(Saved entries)

◆ ◆ ◆ ◆

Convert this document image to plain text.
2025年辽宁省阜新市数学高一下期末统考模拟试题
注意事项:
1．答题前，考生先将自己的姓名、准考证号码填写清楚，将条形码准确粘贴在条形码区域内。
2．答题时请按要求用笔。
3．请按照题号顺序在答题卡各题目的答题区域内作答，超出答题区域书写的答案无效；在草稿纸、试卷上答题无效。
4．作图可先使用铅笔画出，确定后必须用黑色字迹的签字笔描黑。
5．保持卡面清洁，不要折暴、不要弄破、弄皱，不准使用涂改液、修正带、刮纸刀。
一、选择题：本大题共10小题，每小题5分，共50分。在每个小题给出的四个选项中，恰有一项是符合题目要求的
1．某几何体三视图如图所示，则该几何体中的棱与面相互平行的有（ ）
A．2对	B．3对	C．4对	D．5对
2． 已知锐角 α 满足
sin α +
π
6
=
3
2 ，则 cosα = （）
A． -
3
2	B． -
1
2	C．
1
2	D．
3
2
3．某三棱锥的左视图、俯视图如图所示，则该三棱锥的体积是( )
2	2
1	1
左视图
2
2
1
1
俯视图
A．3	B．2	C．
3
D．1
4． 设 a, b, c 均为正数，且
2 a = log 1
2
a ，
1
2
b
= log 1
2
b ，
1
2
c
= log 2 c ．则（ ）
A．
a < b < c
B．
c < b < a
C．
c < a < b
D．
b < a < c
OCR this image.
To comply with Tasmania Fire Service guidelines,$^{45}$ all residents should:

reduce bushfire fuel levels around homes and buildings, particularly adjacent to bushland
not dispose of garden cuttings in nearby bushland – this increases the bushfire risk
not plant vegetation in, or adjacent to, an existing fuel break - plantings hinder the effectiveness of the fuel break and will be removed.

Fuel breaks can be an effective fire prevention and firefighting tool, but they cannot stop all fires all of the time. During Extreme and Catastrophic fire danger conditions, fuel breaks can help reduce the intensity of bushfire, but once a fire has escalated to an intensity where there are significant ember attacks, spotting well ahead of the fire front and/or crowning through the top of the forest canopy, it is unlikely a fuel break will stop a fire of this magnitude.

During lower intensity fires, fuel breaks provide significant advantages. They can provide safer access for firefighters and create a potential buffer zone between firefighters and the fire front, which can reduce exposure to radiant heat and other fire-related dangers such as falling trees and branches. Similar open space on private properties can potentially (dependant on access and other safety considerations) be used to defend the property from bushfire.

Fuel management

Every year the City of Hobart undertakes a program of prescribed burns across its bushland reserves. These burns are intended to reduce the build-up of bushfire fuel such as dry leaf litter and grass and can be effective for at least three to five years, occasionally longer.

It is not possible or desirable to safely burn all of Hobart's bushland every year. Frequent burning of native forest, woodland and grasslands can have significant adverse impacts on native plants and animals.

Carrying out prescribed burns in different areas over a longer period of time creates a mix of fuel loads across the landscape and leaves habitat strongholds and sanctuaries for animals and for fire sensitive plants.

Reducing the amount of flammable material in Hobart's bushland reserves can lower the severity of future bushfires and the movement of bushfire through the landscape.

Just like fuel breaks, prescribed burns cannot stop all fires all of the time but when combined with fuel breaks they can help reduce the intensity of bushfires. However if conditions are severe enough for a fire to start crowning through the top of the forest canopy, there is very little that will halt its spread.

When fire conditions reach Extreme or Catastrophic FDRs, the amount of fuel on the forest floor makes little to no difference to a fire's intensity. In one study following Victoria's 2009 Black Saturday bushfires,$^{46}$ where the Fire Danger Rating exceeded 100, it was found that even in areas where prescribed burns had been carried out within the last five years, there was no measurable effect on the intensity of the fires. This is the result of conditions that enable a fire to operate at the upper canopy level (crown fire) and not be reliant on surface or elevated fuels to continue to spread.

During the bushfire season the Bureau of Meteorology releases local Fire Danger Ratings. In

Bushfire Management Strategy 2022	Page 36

◆ ◆ ◆ ◆

**TASK OBJECTIVE:** Can you give every line above again, exactly as written?

**RESPONSE FOR THIS EXERCISE:**
Convert this document image to plain text.
2025年辽宁省阜新市数学高一下期末统考模拟试题
注意事项:
1．答题前，考生先将自己的姓名、准考证号码填写清楚，将条形码准确粘贴在条形码区域内。
2．答题时请按要求用笔。
3．请按照题号顺序在答题卡各题目的答题区域内作答，超出答题区域书写的答案无效；在草稿纸、试卷上答题无效。
4．作图可先使用铅笔画出，确定后必须用黑色字迹的签字笔描黑。
5．保持卡面清洁，不要折暴、不要弄破、弄皱，不准使用涂改液、修正带、刮纸刀。
一、选择题：本大题共10小题，每小题5分，共50分。在每个小题给出的四个选项中，恰有一项是符合题目要求的
1．某几何体三视图如图所示，则该几何体中的棱与面相互平行的有（ ）
A．2对	B．3对	C．4对	D．5对
2． 已知锐角 α 满足
sin α +
π
6
=
3
2 ，则 cosα = （）
A． -
3
2	B． -
1
2	C．
1
2	D．
3
2
3．某三棱锥的左视图、俯视图如图所示，则该三棱锥的体积是( )
2	2
1	1
左视图
2
2
1
1
俯视图
A．3	B．2	C．
3
D．1
4． 设 a, b, c 均为正数，且
2 a = log 1
2
a ，
1
2
b
= log 1
2
b ，
1
2
c
= log 2 c ．则（ ）
A．
a < b < c
B．
c < b < a
C．
c < a < b
D．
b < a < c
OCR this image.
To comply with Tasmania Fire Service guidelines,$^{45}$ all residents should:

reduce bushfire fuel levels around homes and buildings, particularly adjacent to bushland
not dispose of garden cuttings in nearby bushland – this increases the bushfire risk
not plant vegetation in, or adjacent to, an existing fuel break - plantings hinder the effectiveness of the fuel break and will be removed.

Fuel breaks can be an effective fire prevention and firefighting tool, but they cannot stop all fires all of the time. During Extreme and Catastrophic fire danger conditions, fuel breaks can help reduce the intensity of bushfire, but once a fire has escalated to an intensity where there are significant ember attacks, spotting well ahead of the fire front and/or crowning through the top of the forest canopy, it is unlikely a fuel break will stop a fire of this magnitude.

During lower intensity fires, fuel breaks provide significant advantages. They can provide safer access for firefighters and create a potential buffer zone between firefighters and the fire front, which can reduce exposure to radiant heat and other fire-related dangers such as falling trees and branches. Similar open space on private properties can potentially (dependant on access and other safety considerations) be used to defend the property from bushfire.

Fuel management

Every year the City of Hobart undertakes a program of prescribed burns across its bushland reserves. These burns are intended to reduce the build-up of bushfire fuel such as dry leaf litter and grass and can be effective for at least three to five years, occasionally longer.

It is not possible or desirable to safely burn all of Hobart's bushland every year. Frequent burning of native forest, woodland and grasslands can have significant adverse impacts on native plants and animals.

Carrying out prescribed burns in different areas over a longer period of time creates a mix of fuel loads across the landscape and leaves habitat strongholds and sanctuaries for animals and for fire sensitive plants.

Reducing the amount of flammable material in Hobart's bushland reserves can lower the severity of future bushfires and the movement of bushfire through the landscape.

Just like fuel breaks, prescribed burns cannot stop all fires all of the time but when combined with fuel breaks they can help reduce the intensity of bushfires. However if conditions are severe enough for a fire to start crowning through the top of the forest canopy, there is very little that will halt its spread.

When fire conditions reach Extreme or Catastrophic FDRs, the amount of fuel on the forest floor makes little to no difference to a fire's intensity. In one study following Victoria's 2009 Black Saturday bushfires,$^{46}$ where the Fire Danger Rating exceeded 100, it was found that even in areas where prescribed burns had been carried out within the last five years, there was no measurable effect on the intensity of the fires. This is the result of conditions that enable a fire to operate at the upper canopy level (crown fire) and not be reliant on surface or elevated fuels to continue to spread.

During the bushfire season the Bureau of Meteorology releases local Fire Danger Ratings. In

Bushfire Management Strategy 2022	Page 36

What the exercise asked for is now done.